[start of MATERIAL PROVIDED]
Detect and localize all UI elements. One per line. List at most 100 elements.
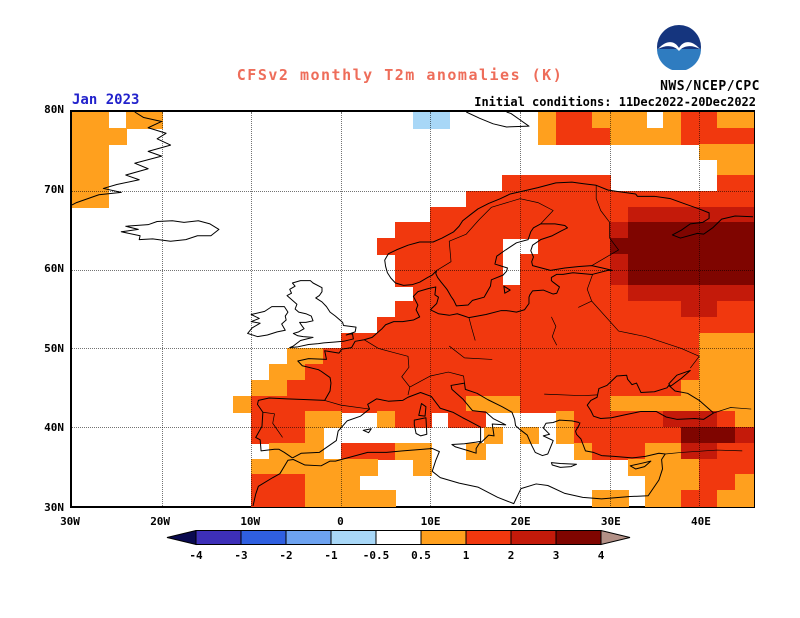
anomaly-cell xyxy=(573,364,594,382)
anomaly-cell xyxy=(717,395,737,413)
anomaly-cell xyxy=(466,316,486,334)
anomaly-cell xyxy=(537,253,558,271)
anomaly-cell xyxy=(448,395,468,413)
anomaly-cell xyxy=(520,348,540,366)
anomaly-cell xyxy=(89,112,110,129)
anomaly-cell xyxy=(663,301,683,319)
anomaly-cell xyxy=(340,348,361,366)
coastline-med-europe xyxy=(292,383,579,458)
anomaly-cell xyxy=(394,253,414,271)
anomaly-cell xyxy=(609,395,629,413)
lat-tick-label: 70N xyxy=(44,182,64,196)
anomaly-cell xyxy=(699,474,719,492)
grid-line-lat xyxy=(72,427,753,429)
anomaly-cell xyxy=(609,238,629,256)
anomaly-cell xyxy=(520,364,540,382)
anomaly-cell xyxy=(520,285,540,303)
anomaly-cell xyxy=(412,285,432,303)
anomaly-cell xyxy=(699,112,719,129)
anomaly-cell xyxy=(735,112,755,129)
lon-tick-label: 40E xyxy=(690,515,711,528)
anomaly-cell xyxy=(735,316,755,334)
anomaly-cell xyxy=(645,458,665,476)
anomaly-cell xyxy=(430,316,450,334)
anomaly-cell xyxy=(735,301,755,319)
anomaly-cell xyxy=(573,411,594,429)
anomaly-cell xyxy=(484,348,504,366)
anomaly-cell xyxy=(681,364,701,382)
anomaly-cell xyxy=(520,395,540,413)
anomaly-cell xyxy=(287,379,307,397)
anomaly-cell xyxy=(448,253,468,271)
anomaly-cell xyxy=(609,285,629,303)
anomaly-cell xyxy=(681,238,701,256)
anomaly-cell xyxy=(717,112,737,129)
anomaly-cell xyxy=(448,364,468,382)
anomaly-cell xyxy=(555,238,576,256)
anomaly-cell xyxy=(645,238,665,256)
anomaly-cell xyxy=(681,442,701,460)
anomaly-cell xyxy=(735,348,755,366)
anomaly-cell xyxy=(376,490,396,508)
anomaly-cell xyxy=(466,222,486,240)
anomaly-cell xyxy=(663,427,683,445)
anomaly-cell xyxy=(717,442,737,460)
anomaly-cell xyxy=(591,427,611,445)
anomaly-cell xyxy=(717,253,737,271)
anomaly-cell xyxy=(645,379,665,397)
anomaly-cell xyxy=(555,411,576,429)
anomaly-cell xyxy=(412,442,432,460)
anomaly-cell xyxy=(251,427,271,445)
anomaly-cell xyxy=(269,490,289,508)
colorbar-tick-label: 3 xyxy=(552,549,560,562)
anomaly-cell xyxy=(609,269,629,287)
anomaly-cell xyxy=(699,253,719,271)
anomaly-cell xyxy=(663,253,683,271)
anomaly-cell xyxy=(502,316,522,334)
anomaly-cell xyxy=(394,379,414,397)
anomaly-cell xyxy=(717,364,737,382)
anomaly-cell xyxy=(412,253,432,271)
anomaly-cell xyxy=(269,395,289,413)
anomaly-cell xyxy=(609,411,629,429)
anomaly-cell xyxy=(466,269,486,287)
grid-line-lon xyxy=(520,112,522,506)
initial-conditions-label: Initial conditions: 11Dec2022-20Dec2022 xyxy=(474,95,756,109)
anomaly-cell xyxy=(304,490,325,508)
anomaly-cell xyxy=(681,301,701,319)
anomaly-cell xyxy=(555,379,576,397)
anomaly-cell xyxy=(520,222,540,240)
anomaly-cell xyxy=(627,411,647,429)
anomaly-cell xyxy=(430,348,450,366)
anomaly-cell xyxy=(537,190,558,208)
anomaly-cell xyxy=(735,175,755,192)
anomaly-cell xyxy=(251,474,271,492)
anomaly-cell xyxy=(663,332,683,350)
anomaly-cell xyxy=(645,316,665,334)
anomaly-cell xyxy=(663,238,683,256)
anomaly-cell xyxy=(304,411,325,429)
anomaly-cell xyxy=(699,490,719,508)
anomaly-cell xyxy=(591,395,611,413)
anomaly-cell xyxy=(663,379,683,397)
anomaly-cell xyxy=(304,442,325,460)
anomaly-cell xyxy=(735,490,755,508)
anomaly-cell xyxy=(376,379,396,397)
anomaly-cell xyxy=(448,222,468,240)
anomaly-cell xyxy=(287,364,307,382)
anomaly-cell xyxy=(412,316,432,334)
anomaly-cell xyxy=(430,238,450,256)
anomaly-cell xyxy=(681,332,701,350)
coastline-ireland xyxy=(248,307,288,337)
anomaly-cell xyxy=(663,458,683,476)
anomaly-cell xyxy=(484,222,504,240)
colorbar: -4 -3 -2 -1 -0.5 0.5 1 2 3 4 xyxy=(166,529,632,566)
anomaly-cell xyxy=(555,364,576,382)
anomaly-cell xyxy=(466,364,486,382)
anomaly-cell xyxy=(502,395,522,413)
anomaly-cell xyxy=(484,238,504,256)
anomaly-cell xyxy=(699,332,719,350)
anomaly-cell xyxy=(717,348,737,366)
anomaly-cell xyxy=(717,427,737,445)
grid-line-lat xyxy=(72,190,753,192)
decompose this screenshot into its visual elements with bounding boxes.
[end of MATERIAL PROVIDED]
TASK TO CARRY OUT — Retype the stretch of the material from the line containing "anomaly-cell xyxy=(573,364,594,382)" through the line containing "anomaly-cell xyxy=(520,395,540,413)", keeping every character unchanged and including both of those lines.

WRITTEN RESPONSE —
anomaly-cell xyxy=(573,364,594,382)
anomaly-cell xyxy=(717,395,737,413)
anomaly-cell xyxy=(466,316,486,334)
anomaly-cell xyxy=(537,253,558,271)
anomaly-cell xyxy=(448,395,468,413)
anomaly-cell xyxy=(520,348,540,366)
anomaly-cell xyxy=(89,112,110,129)
anomaly-cell xyxy=(663,301,683,319)
anomaly-cell xyxy=(340,348,361,366)
coastline-med-europe xyxy=(292,383,579,458)
anomaly-cell xyxy=(394,253,414,271)
anomaly-cell xyxy=(609,395,629,413)
lat-tick-label: 70N xyxy=(44,182,64,196)
anomaly-cell xyxy=(699,474,719,492)
grid-line-lat xyxy=(72,427,753,429)
anomaly-cell xyxy=(609,238,629,256)
anomaly-cell xyxy=(520,364,540,382)
anomaly-cell xyxy=(520,285,540,303)
anomaly-cell xyxy=(412,285,432,303)
anomaly-cell xyxy=(699,112,719,129)
anomaly-cell xyxy=(735,112,755,129)
lon-tick-label: 40E xyxy=(690,515,711,528)
anomaly-cell xyxy=(735,316,755,334)
anomaly-cell xyxy=(645,458,665,476)
anomaly-cell xyxy=(430,316,450,334)
anomaly-cell xyxy=(735,301,755,319)
anomaly-cell xyxy=(573,411,594,429)
anomaly-cell xyxy=(484,348,504,366)
anomaly-cell xyxy=(681,364,701,382)
anomaly-cell xyxy=(520,395,540,413)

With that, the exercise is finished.